WORK TO COMPLETE:
Check the listing below for lines that hold "firing". How many are there? Please give only the number.

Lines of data
>>>>>
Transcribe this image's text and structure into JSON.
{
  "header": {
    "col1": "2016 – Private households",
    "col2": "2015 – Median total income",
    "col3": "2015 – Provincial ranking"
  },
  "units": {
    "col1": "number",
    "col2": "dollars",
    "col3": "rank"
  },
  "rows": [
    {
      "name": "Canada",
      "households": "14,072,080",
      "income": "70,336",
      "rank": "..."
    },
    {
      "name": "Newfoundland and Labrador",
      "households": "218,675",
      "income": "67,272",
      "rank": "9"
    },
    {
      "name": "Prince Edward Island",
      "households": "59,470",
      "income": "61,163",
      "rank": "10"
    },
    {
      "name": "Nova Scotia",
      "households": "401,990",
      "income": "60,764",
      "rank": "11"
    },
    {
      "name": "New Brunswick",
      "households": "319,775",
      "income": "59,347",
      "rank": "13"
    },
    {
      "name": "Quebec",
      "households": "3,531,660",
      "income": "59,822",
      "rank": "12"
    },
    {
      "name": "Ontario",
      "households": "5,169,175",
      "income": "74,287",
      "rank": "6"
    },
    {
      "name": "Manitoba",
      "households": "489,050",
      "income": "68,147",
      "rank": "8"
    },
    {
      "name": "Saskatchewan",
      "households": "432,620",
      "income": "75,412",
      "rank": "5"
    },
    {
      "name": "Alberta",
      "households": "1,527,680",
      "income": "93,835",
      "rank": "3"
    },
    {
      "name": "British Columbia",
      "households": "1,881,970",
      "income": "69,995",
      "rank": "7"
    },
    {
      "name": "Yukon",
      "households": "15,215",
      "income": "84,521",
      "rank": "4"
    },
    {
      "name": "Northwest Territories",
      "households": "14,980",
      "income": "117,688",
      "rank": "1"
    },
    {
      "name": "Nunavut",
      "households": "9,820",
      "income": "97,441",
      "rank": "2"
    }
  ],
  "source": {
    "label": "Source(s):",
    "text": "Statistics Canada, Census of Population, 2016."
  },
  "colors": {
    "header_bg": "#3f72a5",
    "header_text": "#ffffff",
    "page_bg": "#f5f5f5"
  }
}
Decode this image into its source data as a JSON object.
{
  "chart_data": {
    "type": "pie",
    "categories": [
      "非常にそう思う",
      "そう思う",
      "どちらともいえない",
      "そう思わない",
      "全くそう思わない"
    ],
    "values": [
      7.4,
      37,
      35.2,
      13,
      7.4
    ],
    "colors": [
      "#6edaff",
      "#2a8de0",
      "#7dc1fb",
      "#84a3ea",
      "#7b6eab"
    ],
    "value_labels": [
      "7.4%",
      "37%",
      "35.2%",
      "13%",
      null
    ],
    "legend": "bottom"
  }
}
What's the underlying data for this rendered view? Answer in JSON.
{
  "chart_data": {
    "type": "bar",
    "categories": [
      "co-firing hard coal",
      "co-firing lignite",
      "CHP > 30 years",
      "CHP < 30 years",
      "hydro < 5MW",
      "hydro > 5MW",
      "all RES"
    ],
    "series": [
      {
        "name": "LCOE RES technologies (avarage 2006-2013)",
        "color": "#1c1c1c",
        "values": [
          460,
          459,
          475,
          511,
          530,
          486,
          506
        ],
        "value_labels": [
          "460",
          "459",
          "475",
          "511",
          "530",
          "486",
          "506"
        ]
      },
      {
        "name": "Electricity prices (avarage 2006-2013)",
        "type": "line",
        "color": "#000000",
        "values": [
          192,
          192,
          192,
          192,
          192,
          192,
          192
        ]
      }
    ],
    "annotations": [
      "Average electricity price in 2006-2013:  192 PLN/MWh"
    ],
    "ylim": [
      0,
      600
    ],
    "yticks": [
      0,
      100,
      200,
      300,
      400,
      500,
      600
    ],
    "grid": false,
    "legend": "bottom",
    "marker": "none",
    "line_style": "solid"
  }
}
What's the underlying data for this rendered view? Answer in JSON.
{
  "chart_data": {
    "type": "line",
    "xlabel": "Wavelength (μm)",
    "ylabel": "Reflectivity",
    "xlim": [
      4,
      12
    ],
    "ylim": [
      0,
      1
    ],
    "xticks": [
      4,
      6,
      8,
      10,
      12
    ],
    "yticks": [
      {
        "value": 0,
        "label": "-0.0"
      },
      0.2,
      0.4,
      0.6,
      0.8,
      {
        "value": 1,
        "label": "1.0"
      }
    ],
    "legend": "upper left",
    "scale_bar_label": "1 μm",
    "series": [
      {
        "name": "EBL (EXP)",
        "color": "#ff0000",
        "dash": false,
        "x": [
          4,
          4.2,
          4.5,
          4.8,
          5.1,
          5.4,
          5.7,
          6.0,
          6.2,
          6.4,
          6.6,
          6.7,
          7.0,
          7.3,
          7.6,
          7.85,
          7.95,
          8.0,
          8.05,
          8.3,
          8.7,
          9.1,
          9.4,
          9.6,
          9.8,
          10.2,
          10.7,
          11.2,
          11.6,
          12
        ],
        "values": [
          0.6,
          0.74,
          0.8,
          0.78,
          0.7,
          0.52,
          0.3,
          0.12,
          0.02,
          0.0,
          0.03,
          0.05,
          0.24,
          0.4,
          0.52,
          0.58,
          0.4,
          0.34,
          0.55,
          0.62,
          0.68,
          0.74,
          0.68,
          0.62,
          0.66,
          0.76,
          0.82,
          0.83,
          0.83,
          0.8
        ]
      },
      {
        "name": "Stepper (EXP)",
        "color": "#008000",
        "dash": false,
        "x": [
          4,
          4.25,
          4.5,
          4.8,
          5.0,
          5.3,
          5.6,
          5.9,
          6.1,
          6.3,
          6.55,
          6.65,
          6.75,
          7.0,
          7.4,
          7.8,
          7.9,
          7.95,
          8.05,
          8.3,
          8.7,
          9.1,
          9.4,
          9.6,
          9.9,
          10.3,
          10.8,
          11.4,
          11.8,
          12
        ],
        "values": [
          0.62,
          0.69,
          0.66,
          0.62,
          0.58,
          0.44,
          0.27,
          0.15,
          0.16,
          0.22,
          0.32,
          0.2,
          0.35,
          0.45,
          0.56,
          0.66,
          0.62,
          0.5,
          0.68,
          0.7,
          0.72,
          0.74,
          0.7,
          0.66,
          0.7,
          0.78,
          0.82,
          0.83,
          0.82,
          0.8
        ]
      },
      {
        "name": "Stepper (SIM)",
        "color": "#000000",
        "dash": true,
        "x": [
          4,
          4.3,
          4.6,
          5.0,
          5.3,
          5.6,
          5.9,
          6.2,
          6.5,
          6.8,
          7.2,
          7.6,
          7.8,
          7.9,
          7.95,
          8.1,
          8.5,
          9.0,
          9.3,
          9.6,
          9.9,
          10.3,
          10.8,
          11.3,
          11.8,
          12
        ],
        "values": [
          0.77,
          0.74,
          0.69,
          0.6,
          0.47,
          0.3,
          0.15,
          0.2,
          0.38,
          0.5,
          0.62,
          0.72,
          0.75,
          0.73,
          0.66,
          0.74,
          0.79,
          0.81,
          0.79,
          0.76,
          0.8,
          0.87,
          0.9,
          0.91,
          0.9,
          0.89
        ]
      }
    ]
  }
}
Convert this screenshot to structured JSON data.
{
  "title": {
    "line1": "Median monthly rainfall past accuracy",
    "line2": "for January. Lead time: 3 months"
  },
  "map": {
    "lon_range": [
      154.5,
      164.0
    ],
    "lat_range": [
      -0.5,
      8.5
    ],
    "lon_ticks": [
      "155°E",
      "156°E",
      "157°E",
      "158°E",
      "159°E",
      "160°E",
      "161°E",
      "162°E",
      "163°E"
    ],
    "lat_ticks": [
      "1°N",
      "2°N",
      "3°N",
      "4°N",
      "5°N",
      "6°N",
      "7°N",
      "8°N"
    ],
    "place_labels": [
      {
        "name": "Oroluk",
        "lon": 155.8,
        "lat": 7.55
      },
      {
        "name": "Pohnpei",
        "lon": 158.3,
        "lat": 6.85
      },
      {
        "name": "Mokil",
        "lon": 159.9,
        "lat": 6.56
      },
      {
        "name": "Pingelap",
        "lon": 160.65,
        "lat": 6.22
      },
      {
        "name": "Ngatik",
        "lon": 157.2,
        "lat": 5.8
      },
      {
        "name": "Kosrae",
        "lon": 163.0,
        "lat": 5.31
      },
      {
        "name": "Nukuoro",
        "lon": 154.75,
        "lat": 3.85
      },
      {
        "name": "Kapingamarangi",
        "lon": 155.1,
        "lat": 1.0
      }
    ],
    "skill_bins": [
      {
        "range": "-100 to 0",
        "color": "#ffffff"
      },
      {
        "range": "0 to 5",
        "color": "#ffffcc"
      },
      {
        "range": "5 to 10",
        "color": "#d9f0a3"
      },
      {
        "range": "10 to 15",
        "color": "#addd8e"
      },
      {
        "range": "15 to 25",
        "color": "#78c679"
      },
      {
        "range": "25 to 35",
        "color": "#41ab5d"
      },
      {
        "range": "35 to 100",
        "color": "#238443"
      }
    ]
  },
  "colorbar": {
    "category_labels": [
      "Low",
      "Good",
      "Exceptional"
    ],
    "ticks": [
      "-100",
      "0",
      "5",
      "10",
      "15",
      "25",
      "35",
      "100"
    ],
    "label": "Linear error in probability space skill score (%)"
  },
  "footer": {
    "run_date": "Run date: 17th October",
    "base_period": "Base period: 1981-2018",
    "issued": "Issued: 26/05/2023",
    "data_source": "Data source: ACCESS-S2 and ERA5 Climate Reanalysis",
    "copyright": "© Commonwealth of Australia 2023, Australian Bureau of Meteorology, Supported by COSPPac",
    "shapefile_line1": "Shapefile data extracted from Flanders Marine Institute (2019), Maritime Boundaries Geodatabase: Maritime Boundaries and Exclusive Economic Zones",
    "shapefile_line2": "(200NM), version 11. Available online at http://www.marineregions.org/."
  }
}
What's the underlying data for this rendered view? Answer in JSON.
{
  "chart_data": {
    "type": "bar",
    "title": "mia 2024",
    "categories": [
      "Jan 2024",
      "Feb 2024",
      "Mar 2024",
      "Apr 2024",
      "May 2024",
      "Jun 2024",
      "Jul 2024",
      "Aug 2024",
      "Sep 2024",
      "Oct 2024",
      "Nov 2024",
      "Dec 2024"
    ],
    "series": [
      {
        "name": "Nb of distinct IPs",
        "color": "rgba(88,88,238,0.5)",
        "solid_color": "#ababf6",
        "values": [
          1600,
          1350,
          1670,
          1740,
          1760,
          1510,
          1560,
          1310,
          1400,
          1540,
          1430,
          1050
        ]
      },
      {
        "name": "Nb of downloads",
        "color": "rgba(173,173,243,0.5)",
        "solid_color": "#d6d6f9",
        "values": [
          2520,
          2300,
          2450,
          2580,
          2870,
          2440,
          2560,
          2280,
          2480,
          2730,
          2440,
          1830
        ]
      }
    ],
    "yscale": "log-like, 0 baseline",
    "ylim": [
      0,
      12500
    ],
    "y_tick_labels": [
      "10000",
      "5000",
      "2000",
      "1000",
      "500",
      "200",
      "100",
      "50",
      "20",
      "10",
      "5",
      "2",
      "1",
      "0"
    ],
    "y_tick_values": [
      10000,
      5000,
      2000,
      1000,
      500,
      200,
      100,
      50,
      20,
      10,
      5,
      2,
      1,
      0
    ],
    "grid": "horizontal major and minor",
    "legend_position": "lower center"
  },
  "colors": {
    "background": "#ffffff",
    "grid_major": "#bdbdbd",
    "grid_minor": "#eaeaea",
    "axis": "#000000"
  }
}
<<<<<
CORRECT RESPONSE:
2